[Layout records]
[start]

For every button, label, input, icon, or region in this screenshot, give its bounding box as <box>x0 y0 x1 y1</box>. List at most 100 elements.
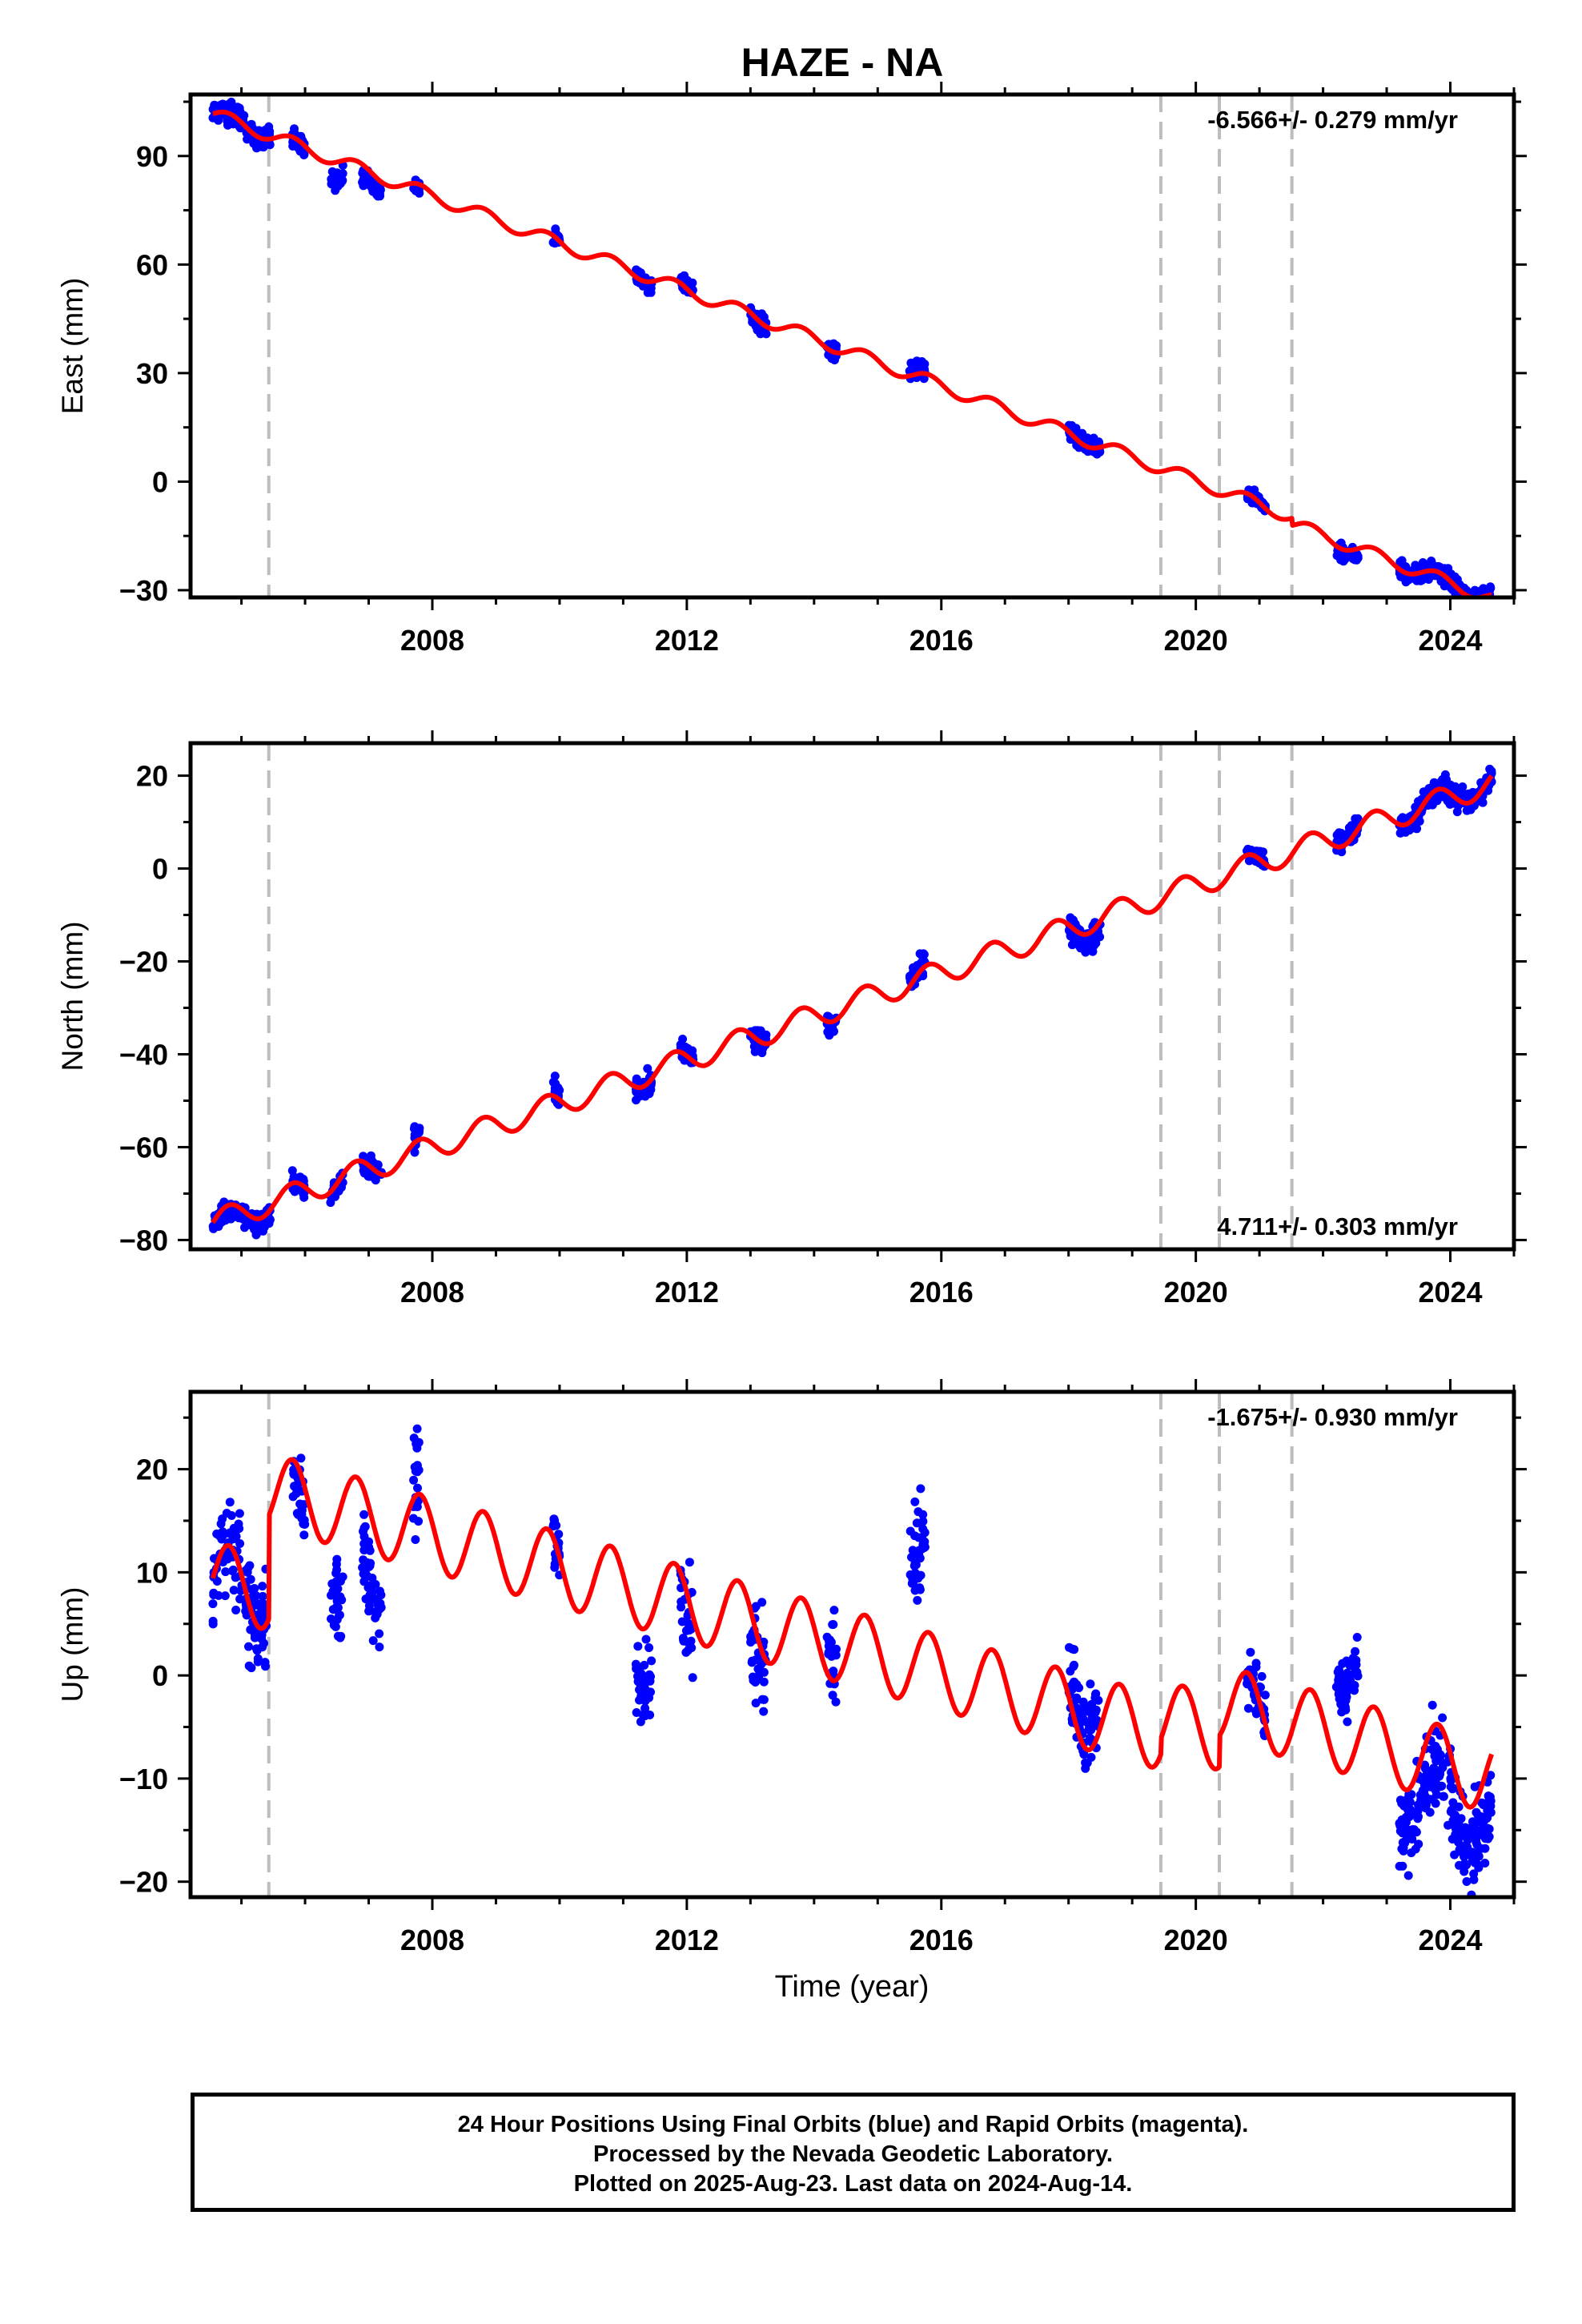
data-point <box>375 1629 384 1638</box>
x-tick-label: 2020 <box>1164 1276 1228 1309</box>
data-point <box>1257 1671 1267 1681</box>
data-point <box>915 1583 925 1593</box>
y-tick-label: 30 <box>136 357 168 390</box>
data-point <box>1395 557 1405 567</box>
data-point <box>1251 1663 1261 1672</box>
data-point <box>1456 1814 1466 1823</box>
data-point <box>1066 1667 1075 1676</box>
data-point <box>1486 1807 1496 1817</box>
data-point <box>647 1656 656 1666</box>
data-point <box>1431 1749 1440 1759</box>
x-tick-label: 2020 <box>1164 1924 1228 1956</box>
data-point <box>644 1643 654 1652</box>
data-point <box>335 1610 344 1620</box>
data-point <box>829 1606 839 1615</box>
chart-title: HAZE - NA <box>741 40 944 85</box>
data-point <box>229 1586 239 1595</box>
data-point <box>1397 1815 1407 1824</box>
y-tick-label: 20 <box>136 1454 168 1486</box>
data-point <box>287 1166 297 1176</box>
plot-area-up <box>208 1392 1496 1897</box>
rate-label: 4.711+/- 0.303 mm/yr <box>1217 1212 1458 1240</box>
data-point <box>367 1574 377 1582</box>
data-point <box>362 177 371 187</box>
data-point <box>1353 1671 1363 1681</box>
data-point <box>1428 1774 1438 1783</box>
data-point <box>371 1594 380 1604</box>
data-point <box>640 1703 650 1713</box>
model-line-east <box>211 109 1494 597</box>
panel-frame <box>188 92 1516 600</box>
data-point <box>288 1184 298 1194</box>
data-points-east <box>208 98 1496 610</box>
data-point <box>1464 1850 1474 1860</box>
data-point <box>913 1507 923 1517</box>
x-tick-label: 2008 <box>400 1276 464 1309</box>
data-point <box>228 1531 238 1541</box>
data-point <box>299 1192 309 1202</box>
data-point <box>1479 1800 1488 1810</box>
y-axis-label: North (mm) <box>56 921 89 1071</box>
data-point <box>1414 1839 1423 1849</box>
data-point <box>1472 1837 1481 1847</box>
data-point <box>221 1567 231 1577</box>
data-point <box>1476 600 1484 609</box>
data-point <box>373 190 383 199</box>
data-point <box>253 1657 263 1667</box>
data-point <box>235 103 244 113</box>
data-point <box>1398 1861 1407 1871</box>
x-tick-label: 2012 <box>655 624 719 657</box>
data-point <box>1463 601 1472 610</box>
data-point <box>1343 1717 1352 1727</box>
data-point <box>1090 1693 1100 1703</box>
data-point <box>250 1584 259 1593</box>
data-point <box>244 1661 254 1671</box>
data-point <box>1480 1814 1489 1823</box>
data-point <box>829 1027 838 1036</box>
data-points-up <box>208 1424 1496 1897</box>
data-point <box>1478 1824 1488 1834</box>
data-point <box>410 1148 420 1157</box>
data-point <box>1481 598 1490 607</box>
data-point <box>636 1684 645 1693</box>
footer-line-1: 24 Hour Positions Using Final Orbits (bl… <box>457 2112 1249 2137</box>
x-tick-label: 2024 <box>1418 1924 1482 1956</box>
data-point <box>1086 1679 1095 1689</box>
data-point <box>327 1614 335 1623</box>
panel-north: 2008 2012 2016 2020 2024 −80 −60 −40 −20 0 20 North… <box>56 730 1527 1309</box>
x-tick-label: 2020 <box>1164 624 1228 657</box>
data-point <box>632 1708 641 1717</box>
data-point <box>1352 1633 1362 1642</box>
data-point <box>331 180 340 189</box>
model-line-north <box>211 774 1494 1224</box>
panel-up: 2008 2012 2016 2020 2024 −20 −10 0 10 20 Up (mm) -1… <box>56 1379 1527 1956</box>
data-point <box>1470 1782 1480 1791</box>
data-point <box>1452 807 1462 817</box>
y-tick-label: −20 <box>119 1866 168 1899</box>
data-point <box>1090 1718 1100 1727</box>
data-point <box>1473 599 1482 608</box>
data-point <box>327 1590 335 1600</box>
data-point <box>368 1636 378 1646</box>
data-point <box>208 1619 218 1629</box>
x-axis-label: Time (year) <box>775 1970 930 2004</box>
data-point <box>331 1569 341 1578</box>
y-tick-label: 0 <box>152 853 168 886</box>
model-line-up <box>210 1457 1495 1810</box>
y-tick-label: 60 <box>136 248 168 281</box>
data-point <box>1068 1644 1077 1654</box>
data-point <box>1438 1758 1447 1767</box>
data-point <box>243 1563 253 1573</box>
data-point <box>1431 1785 1440 1795</box>
data-point <box>685 1558 694 1567</box>
data-point <box>1411 574 1421 584</box>
y-tick-label: 10 <box>136 1556 168 1589</box>
data-point <box>1350 1681 1359 1690</box>
data-point <box>914 1533 924 1542</box>
data-point <box>920 1541 929 1550</box>
data-point <box>336 175 346 184</box>
x-tick-label: 2016 <box>909 624 974 657</box>
data-point <box>1081 1763 1090 1773</box>
data-point <box>409 1433 419 1443</box>
data-point <box>1086 1703 1096 1713</box>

[end]

* _TASK PROMPT_:
Update the data by replacing every "x-tick-label" with "x-axis-tick-label" and leaving all other text untouched. Leave the pictures out of the output.

* _RESULT OF THE EXERCISE_:
For every button, label, input, icon, or region in this screenshot, give its bounding box as <box>x0 y0 x1 y1</box>. List at most 100 elements.
data-point <box>375 1629 384 1638</box>
x-axis-tick-label: 2020 <box>1164 1276 1228 1309</box>
data-point <box>1257 1671 1267 1681</box>
data-point <box>915 1583 925 1593</box>
y-tick-label: 30 <box>136 357 168 390</box>
data-point <box>1395 557 1405 567</box>
data-point <box>1251 1663 1261 1672</box>
data-point <box>1456 1814 1466 1823</box>
data-point <box>1066 1667 1075 1676</box>
data-point <box>1486 1807 1496 1817</box>
data-point <box>647 1656 656 1666</box>
data-point <box>1431 1749 1440 1759</box>
x-axis-tick-label: 2020 <box>1164 1924 1228 1956</box>
data-point <box>644 1643 654 1652</box>
data-point <box>335 1610 344 1620</box>
data-point <box>829 1606 839 1615</box>
chart-title: HAZE - NA <box>741 40 944 85</box>
data-point <box>229 1586 239 1595</box>
data-point <box>1397 1815 1407 1824</box>
y-tick-label: 20 <box>136 1454 168 1486</box>
data-point <box>287 1166 297 1176</box>
plot-area-up <box>208 1392 1496 1897</box>
rate-label: 4.711+/- 0.303 mm/yr <box>1217 1212 1458 1240</box>
data-point <box>367 1574 377 1582</box>
data-point <box>362 177 371 187</box>
data-point <box>1353 1671 1363 1681</box>
data-point <box>1428 1774 1438 1783</box>
data-point <box>371 1594 380 1604</box>
data-point <box>640 1703 650 1713</box>
model-line-east <box>211 109 1494 597</box>
panel-frame <box>188 92 1516 600</box>
data-point <box>288 1184 298 1194</box>
data-points-east <box>208 98 1496 610</box>
data-point <box>1464 1850 1474 1860</box>
data-point <box>913 1507 923 1517</box>
x-axis-tick-label: 2008 <box>400 1276 464 1309</box>
data-point <box>228 1531 238 1541</box>
data-point <box>299 1192 309 1202</box>
data-point <box>1479 1800 1488 1810</box>
y-axis-label: North (mm) <box>56 921 89 1071</box>
data-point <box>1414 1839 1423 1849</box>
data-point <box>1472 1837 1481 1847</box>
data-point <box>221 1567 231 1577</box>
data-point <box>1476 600 1484 609</box>
data-point <box>373 190 383 199</box>
data-point <box>253 1657 263 1667</box>
data-point <box>235 103 244 113</box>
data-point <box>1398 1861 1407 1871</box>
x-axis-tick-label: 2012 <box>655 624 719 657</box>
data-point <box>1463 601 1472 610</box>
data-point <box>1343 1717 1352 1727</box>
data-point <box>1090 1693 1100 1703</box>
data-point <box>250 1584 259 1593</box>
data-point <box>244 1661 254 1671</box>
data-point <box>1480 1814 1489 1823</box>
data-point <box>829 1027 838 1036</box>
data-points-up <box>208 1424 1496 1897</box>
data-point <box>1478 1824 1488 1834</box>
data-point <box>410 1148 420 1157</box>
data-point <box>1481 598 1490 607</box>
data-point <box>636 1684 645 1693</box>
footer-line-1: 24 Hour Positions Using Final Orbits (bl… <box>457 2112 1249 2137</box>
x-axis-tick-label: 2024 <box>1418 1924 1482 1956</box>
data-point <box>1086 1679 1095 1689</box>
data-point <box>327 1614 335 1623</box>
panel-north: 2008 2012 2016 2020 2024 −80 −60 −40 −20 0 20 North… <box>56 730 1527 1309</box>
x-axis-tick-label: 2020 <box>1164 624 1228 657</box>
data-point <box>632 1708 641 1717</box>
data-point <box>1352 1633 1362 1642</box>
data-point <box>331 180 340 189</box>
model-line-north <box>211 774 1494 1224</box>
panel-up: 2008 2012 2016 2020 2024 −20 −10 0 10 20 Up (mm) -1… <box>56 1379 1527 1956</box>
data-point <box>1470 1782 1480 1791</box>
data-point <box>1452 807 1462 817</box>
y-tick-label: −20 <box>119 1866 168 1899</box>
data-point <box>1090 1718 1100 1727</box>
data-point <box>1473 599 1482 608</box>
data-point <box>327 1590 335 1600</box>
data-point <box>368 1636 378 1646</box>
data-point <box>208 1619 218 1629</box>
x-axis-label: Time (year) <box>775 1970 930 2004</box>
data-point <box>331 1569 341 1578</box>
y-tick-label: 0 <box>152 853 168 886</box>
model-line-up <box>210 1457 1495 1810</box>
y-tick-label: 60 <box>136 248 168 281</box>
data-point <box>1068 1644 1077 1654</box>
data-point <box>1438 1758 1447 1767</box>
data-point <box>243 1563 253 1573</box>
data-point <box>1431 1785 1440 1795</box>
data-point <box>685 1558 694 1567</box>
data-point <box>1411 574 1421 584</box>
y-tick-label: 10 <box>136 1556 168 1589</box>
data-point <box>1350 1681 1359 1690</box>
data-point <box>914 1533 924 1542</box>
data-point <box>920 1541 929 1550</box>
data-point <box>336 175 346 184</box>
x-axis-tick-label: 2016 <box>909 624 974 657</box>
data-point <box>1081 1763 1090 1773</box>
data-point <box>409 1433 419 1443</box>
data-point <box>1086 1703 1096 1713</box>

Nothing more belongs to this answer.